§ **DO THIS**
Do not copy the pictures; transcribe all other material exactly.

§ **EXTRACTED INFORMATION**
::::::::::
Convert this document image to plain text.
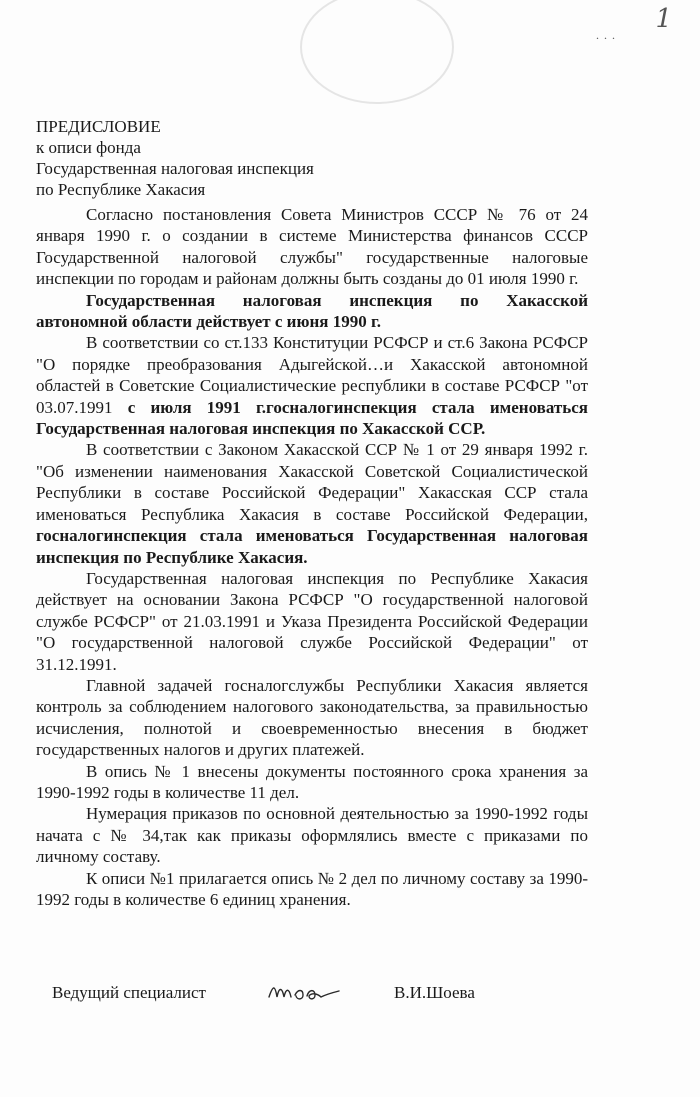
1
. . .

ПРЕДИСЛОВИЕ

к описи фонда

Государственная налоговая инспекция

по Республике Хакасия

Согласно постановления Совета Министров СССР № 76 от 24 января 1990 г. о создании в системе Министерства финансов СССР Государственной налоговой службы" государственные налоговые инспекции по городам и районам должны быть созданы до 01 июля 1990 г.

Государственная налоговая инспекция по Хакасской автономной области действует с июня 1990 г.

В соответствии со ст.133 Конституции РСФСР и ст.6 Закона РСФСР "О порядке преобразования Адыгейской…и Хакасской автономной областей в Советские Социалистические республики в составе РСФСР "от 03.07.1991 с июля 1991 г.госналогинспекция стала именоваться Государственная налоговая инспекция по Хакасской ССР.

В соответствии с Законом Хакасской ССР № 1 от 29 января 1992 г. "Об изменении наименования Хакасской Советской Социалистической Республики в составе Российской Федерации" Хакасская ССР стала именоваться Республика Хакасия в составе Российской Федерации, госналогинспекция стала именоваться Государственная налоговая инспекция по Республике Хакасия.

Государственная налоговая инспекция по Республике Хакасия действует на основании Закона РСФСР "О государственной налоговой службе РСФСР" от 21.03.1991 и Указа Президента Российской Федерации "О государственной налоговой службе Российской Федерации" от 31.12.1991.

Главной задачей госналогслужбы Республики Хакасия является контроль за соблюдением налогового законодательства, за правильностью исчисления, полнотой и своевременностью внесения в бюджет государственных налогов и других платежей.

В опись № 1 внесены документы постоянного срока хранения за 1990-1992 годы в количестве 11 дел.

Нумерация приказов по основной деятельностью за 1990-1992 годы начата с № 34,так как приказы оформлялись вместе с приказами по личному составу.

К описи №1 прилагается опись № 2 дел по личному составу за 1990-1992 годы в количестве 6 единиц хранения.

Ведущий специалист	В.И.Шоева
::::::::::
§ **TASK ANSWER**
Convert this document image to plain text.
1
. . .

ПРЕДИСЛОВИЕ

к описи фонда

Государственная налоговая инспекция

по Республике Хакасия

Согласно постановления Совета Министров СССР № 76 от 24 января 1990 г. о создании в системе Министерства финансов СССР Государственной налоговой службы" государственные налоговые инспекции по городам и районам должны быть созданы до 01 июля 1990 г.

Государственная налоговая инспекция по Хакасской автономной области действует с июня 1990 г.

В соответствии со ст.133 Конституции РСФСР и ст.6 Закона РСФСР "О порядке преобразования Адыгейской…и Хакасской автономной областей в Советские Социалистические республики в составе РСФСР "от 03.07.1991 с июля 1991 г.госналогинспекция стала именоваться Государственная налоговая инспекция по Хакасской ССР.

В соответствии с Законом Хакасской ССР № 1 от 29 января 1992 г. "Об изменении наименования Хакасской Советской Социалистической Республики в составе Российской Федерации" Хакасская ССР стала именоваться Республика Хакасия в составе Российской Федерации, госналогинспекция стала именоваться Государственная налоговая инспекция по Республике Хакасия.

Государственная налоговая инспекция по Республике Хакасия действует на основании Закона РСФСР "О государственной налоговой службе РСФСР" от 21.03.1991 и Указа Президента Российской Федерации "О государственной налоговой службе Российской Федерации" от 31.12.1991.

Главной задачей госналогслужбы Республики Хакасия является контроль за соблюдением налогового законодательства, за правильностью исчисления, полнотой и своевременностью внесения в бюджет государственных налогов и других платежей.

В опись № 1 внесены документы постоянного срока хранения за 1990-1992 годы в количестве 11 дел.

Нумерация приказов по основной деятельностью за 1990-1992 годы начата с № 34,так как приказы оформлялись вместе с приказами по личному составу.

К описи №1 прилагается опись № 2 дел по личному составу за 1990-1992 годы в количестве 6 единиц хранения.

Ведущий специалист	В.И.Шоева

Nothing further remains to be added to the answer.